__What you will do__. Whenever a line contains the string "color", copy it out of the entries.

──────── Entries provided ────────

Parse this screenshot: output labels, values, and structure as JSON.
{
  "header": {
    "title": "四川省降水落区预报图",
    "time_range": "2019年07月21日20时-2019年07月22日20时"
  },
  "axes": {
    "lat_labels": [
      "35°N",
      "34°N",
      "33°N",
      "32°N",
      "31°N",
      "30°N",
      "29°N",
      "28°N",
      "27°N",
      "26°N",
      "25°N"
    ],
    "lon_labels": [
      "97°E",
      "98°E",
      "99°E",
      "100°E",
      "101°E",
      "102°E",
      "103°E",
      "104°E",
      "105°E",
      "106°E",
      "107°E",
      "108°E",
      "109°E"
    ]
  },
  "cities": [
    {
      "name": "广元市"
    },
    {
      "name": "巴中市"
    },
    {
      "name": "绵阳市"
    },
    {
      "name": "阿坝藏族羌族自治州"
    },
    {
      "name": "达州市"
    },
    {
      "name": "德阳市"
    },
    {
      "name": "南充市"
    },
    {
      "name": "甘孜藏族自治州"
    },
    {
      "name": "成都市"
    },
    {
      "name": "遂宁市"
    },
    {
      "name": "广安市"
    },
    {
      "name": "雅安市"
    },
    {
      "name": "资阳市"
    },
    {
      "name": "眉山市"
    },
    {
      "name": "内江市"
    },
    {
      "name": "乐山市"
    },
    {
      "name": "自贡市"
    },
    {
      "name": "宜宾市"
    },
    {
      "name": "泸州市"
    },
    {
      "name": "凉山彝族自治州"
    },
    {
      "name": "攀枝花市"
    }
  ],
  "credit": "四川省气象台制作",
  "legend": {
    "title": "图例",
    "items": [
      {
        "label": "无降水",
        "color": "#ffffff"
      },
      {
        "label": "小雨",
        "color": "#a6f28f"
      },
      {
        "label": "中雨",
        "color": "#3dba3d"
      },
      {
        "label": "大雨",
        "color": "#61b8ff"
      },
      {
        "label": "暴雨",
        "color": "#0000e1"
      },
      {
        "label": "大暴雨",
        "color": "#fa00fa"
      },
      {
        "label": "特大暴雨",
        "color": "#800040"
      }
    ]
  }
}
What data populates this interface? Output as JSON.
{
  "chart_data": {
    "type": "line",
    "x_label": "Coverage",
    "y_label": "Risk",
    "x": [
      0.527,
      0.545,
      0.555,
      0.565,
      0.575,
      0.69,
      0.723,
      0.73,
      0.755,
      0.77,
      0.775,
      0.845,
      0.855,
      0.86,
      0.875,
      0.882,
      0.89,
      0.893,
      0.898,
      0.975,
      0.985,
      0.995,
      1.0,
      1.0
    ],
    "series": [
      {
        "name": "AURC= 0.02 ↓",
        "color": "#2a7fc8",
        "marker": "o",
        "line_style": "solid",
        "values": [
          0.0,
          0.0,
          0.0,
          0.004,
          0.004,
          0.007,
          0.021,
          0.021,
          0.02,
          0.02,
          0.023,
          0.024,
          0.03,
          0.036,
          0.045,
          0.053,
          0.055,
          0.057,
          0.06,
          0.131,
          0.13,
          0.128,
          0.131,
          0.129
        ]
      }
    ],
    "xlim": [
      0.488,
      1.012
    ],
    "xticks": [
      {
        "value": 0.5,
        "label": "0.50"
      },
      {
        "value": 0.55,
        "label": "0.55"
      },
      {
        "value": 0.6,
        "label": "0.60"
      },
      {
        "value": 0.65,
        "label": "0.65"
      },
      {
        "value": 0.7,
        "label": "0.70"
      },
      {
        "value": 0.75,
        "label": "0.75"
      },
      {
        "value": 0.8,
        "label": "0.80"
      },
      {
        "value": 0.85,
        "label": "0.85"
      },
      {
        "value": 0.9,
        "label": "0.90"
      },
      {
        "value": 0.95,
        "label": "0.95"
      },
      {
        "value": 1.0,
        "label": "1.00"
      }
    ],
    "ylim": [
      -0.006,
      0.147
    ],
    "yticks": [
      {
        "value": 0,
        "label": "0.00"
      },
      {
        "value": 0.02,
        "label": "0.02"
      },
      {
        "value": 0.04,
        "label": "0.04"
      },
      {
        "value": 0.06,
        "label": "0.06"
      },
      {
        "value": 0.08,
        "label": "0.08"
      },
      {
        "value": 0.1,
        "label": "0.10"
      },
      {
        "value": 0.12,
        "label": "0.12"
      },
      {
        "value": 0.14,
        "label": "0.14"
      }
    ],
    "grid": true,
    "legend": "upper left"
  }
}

────────

__The result__.
        "color": "#ffffff"
        "color": "#a6f28f"
        "color": "#3dba3d"
        "color": "#61b8ff"
        "color": "#0000e1"
        "color": "#fa00fa"
        "color": "#800040"
        "color": "#2a7fc8",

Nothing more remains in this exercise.